[Records met lay-outannotaties]
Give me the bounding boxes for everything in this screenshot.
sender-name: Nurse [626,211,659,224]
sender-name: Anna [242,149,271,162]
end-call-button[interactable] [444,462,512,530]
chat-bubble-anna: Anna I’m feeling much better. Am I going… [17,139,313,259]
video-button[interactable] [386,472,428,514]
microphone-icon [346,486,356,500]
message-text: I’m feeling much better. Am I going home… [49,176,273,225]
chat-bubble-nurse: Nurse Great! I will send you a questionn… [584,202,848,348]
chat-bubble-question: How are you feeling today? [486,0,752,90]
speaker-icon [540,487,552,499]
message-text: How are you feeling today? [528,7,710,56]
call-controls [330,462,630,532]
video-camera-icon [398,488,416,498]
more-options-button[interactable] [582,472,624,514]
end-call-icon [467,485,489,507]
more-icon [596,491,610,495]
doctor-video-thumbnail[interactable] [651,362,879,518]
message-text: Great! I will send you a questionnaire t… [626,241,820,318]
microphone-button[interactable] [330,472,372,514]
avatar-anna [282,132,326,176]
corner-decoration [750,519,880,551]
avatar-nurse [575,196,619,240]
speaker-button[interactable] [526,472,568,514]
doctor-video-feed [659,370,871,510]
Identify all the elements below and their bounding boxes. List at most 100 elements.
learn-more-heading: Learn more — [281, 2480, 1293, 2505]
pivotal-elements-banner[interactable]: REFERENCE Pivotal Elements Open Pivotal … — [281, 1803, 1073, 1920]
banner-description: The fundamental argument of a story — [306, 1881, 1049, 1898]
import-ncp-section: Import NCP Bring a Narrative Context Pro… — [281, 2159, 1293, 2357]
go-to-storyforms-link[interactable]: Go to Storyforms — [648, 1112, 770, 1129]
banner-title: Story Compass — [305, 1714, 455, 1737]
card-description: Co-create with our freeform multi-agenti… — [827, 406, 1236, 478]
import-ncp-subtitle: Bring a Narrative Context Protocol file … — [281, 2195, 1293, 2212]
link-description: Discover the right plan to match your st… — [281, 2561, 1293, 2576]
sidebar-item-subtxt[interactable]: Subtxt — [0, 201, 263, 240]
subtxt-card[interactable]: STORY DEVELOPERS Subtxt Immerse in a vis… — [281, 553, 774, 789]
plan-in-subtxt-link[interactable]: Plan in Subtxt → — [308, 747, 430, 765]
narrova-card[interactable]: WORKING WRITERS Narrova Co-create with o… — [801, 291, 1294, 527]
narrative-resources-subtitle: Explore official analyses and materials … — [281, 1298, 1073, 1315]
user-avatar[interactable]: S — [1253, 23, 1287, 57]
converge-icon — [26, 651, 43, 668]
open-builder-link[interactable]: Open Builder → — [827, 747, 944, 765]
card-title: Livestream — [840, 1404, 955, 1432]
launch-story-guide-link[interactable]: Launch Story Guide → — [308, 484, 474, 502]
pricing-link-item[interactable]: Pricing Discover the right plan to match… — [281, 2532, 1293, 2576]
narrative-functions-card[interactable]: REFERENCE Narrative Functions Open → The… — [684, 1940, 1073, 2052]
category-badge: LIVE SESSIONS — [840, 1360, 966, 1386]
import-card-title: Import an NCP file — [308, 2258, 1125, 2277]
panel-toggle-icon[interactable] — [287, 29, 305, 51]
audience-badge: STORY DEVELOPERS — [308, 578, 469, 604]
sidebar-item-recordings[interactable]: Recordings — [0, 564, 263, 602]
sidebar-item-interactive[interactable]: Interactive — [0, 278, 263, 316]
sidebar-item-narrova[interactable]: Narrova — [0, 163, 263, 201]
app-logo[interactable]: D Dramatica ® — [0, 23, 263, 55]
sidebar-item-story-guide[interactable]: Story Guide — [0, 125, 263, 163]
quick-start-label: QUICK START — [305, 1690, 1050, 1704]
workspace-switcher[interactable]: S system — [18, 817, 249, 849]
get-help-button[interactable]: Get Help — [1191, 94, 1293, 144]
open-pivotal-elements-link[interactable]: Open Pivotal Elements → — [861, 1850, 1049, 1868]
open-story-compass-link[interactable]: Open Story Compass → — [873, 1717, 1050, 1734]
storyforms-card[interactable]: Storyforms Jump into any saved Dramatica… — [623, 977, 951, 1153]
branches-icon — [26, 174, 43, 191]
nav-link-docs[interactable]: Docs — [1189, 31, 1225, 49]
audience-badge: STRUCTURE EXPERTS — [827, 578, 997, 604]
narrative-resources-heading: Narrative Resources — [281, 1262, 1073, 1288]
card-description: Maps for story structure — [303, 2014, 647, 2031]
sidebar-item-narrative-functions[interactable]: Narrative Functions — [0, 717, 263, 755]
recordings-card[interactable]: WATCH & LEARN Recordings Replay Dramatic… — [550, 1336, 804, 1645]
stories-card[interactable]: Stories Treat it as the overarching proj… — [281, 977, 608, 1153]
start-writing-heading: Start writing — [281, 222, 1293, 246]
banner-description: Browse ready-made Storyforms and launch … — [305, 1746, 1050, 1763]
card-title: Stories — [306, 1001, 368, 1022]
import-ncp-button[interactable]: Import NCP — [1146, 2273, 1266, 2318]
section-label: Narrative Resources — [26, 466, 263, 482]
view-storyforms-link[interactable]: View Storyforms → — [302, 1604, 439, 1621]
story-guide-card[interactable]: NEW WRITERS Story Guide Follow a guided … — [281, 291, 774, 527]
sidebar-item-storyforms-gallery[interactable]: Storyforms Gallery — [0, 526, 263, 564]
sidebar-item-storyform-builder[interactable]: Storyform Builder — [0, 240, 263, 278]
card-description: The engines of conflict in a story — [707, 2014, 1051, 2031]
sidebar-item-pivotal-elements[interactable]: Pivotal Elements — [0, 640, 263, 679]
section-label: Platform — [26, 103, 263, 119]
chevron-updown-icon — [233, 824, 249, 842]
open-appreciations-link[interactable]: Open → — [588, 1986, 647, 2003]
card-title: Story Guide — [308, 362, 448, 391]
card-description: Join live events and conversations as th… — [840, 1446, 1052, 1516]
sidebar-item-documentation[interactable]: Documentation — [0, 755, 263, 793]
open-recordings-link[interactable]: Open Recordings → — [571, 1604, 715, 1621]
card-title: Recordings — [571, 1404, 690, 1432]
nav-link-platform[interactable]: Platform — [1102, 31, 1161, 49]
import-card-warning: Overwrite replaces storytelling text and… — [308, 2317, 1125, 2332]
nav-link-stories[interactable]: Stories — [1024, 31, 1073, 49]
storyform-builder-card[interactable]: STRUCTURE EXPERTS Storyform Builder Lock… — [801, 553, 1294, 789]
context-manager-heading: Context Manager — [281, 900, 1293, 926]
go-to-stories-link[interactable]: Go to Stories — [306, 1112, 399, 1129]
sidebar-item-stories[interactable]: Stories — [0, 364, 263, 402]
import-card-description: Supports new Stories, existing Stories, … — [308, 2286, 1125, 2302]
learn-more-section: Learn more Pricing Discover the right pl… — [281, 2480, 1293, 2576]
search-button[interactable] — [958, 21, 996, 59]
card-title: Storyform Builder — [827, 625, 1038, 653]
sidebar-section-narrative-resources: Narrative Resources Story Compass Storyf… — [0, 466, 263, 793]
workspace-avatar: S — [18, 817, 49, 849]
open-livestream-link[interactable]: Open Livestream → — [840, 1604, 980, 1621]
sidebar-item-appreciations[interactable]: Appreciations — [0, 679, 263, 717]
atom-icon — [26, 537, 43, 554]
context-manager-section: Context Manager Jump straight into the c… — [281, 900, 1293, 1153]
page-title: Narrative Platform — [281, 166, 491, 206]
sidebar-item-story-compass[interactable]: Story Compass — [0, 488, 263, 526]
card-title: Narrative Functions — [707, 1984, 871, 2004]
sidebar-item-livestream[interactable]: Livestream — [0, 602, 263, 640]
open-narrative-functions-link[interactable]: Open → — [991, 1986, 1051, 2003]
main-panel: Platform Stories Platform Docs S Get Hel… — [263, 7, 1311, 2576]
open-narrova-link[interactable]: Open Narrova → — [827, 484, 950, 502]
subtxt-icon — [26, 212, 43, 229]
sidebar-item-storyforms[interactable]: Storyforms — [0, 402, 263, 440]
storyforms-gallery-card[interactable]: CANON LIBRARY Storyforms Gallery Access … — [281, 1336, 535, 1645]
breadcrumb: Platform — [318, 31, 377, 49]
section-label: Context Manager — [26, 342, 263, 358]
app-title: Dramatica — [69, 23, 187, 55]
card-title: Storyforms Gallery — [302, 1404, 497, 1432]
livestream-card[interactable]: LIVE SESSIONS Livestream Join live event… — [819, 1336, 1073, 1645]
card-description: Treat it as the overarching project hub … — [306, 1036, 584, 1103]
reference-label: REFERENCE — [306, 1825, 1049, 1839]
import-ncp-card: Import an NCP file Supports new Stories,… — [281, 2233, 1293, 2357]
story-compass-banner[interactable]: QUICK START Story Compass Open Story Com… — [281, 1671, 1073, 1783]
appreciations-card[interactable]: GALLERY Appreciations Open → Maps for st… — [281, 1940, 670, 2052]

▶ Opdracht
Kopieer letterlijk alles uit de lijst hierboven, vanaf het begin tot en met de regel met "corner-decoration [750,519,880,551]".

▶ Antwoord
Give me the bounding boxes for everything in this screenshot.
sender-name: Nurse [626,211,659,224]
sender-name: Anna [242,149,271,162]
end-call-button[interactable] [444,462,512,530]
chat-bubble-anna: Anna I’m feeling much better. Am I going… [17,139,313,259]
video-button[interactable] [386,472,428,514]
microphone-icon [346,486,356,500]
message-text: I’m feeling much better. Am I going home… [49,176,273,225]
chat-bubble-nurse: Nurse Great! I will send you a questionn… [584,202,848,348]
chat-bubble-question: How are you feeling today? [486,0,752,90]
speaker-icon [540,487,552,499]
message-text: How are you feeling today? [528,7,710,56]
call-controls [330,462,630,532]
video-camera-icon [398,488,416,498]
more-options-button[interactable] [582,472,624,514]
end-call-icon [467,485,489,507]
more-icon [596,491,610,495]
doctor-video-thumbnail[interactable] [651,362,879,518]
message-text: Great! I will send you a questionnaire t… [626,241,820,318]
microphone-button[interactable] [330,472,372,514]
avatar-anna [282,132,326,176]
corner-decoration [750,519,880,551]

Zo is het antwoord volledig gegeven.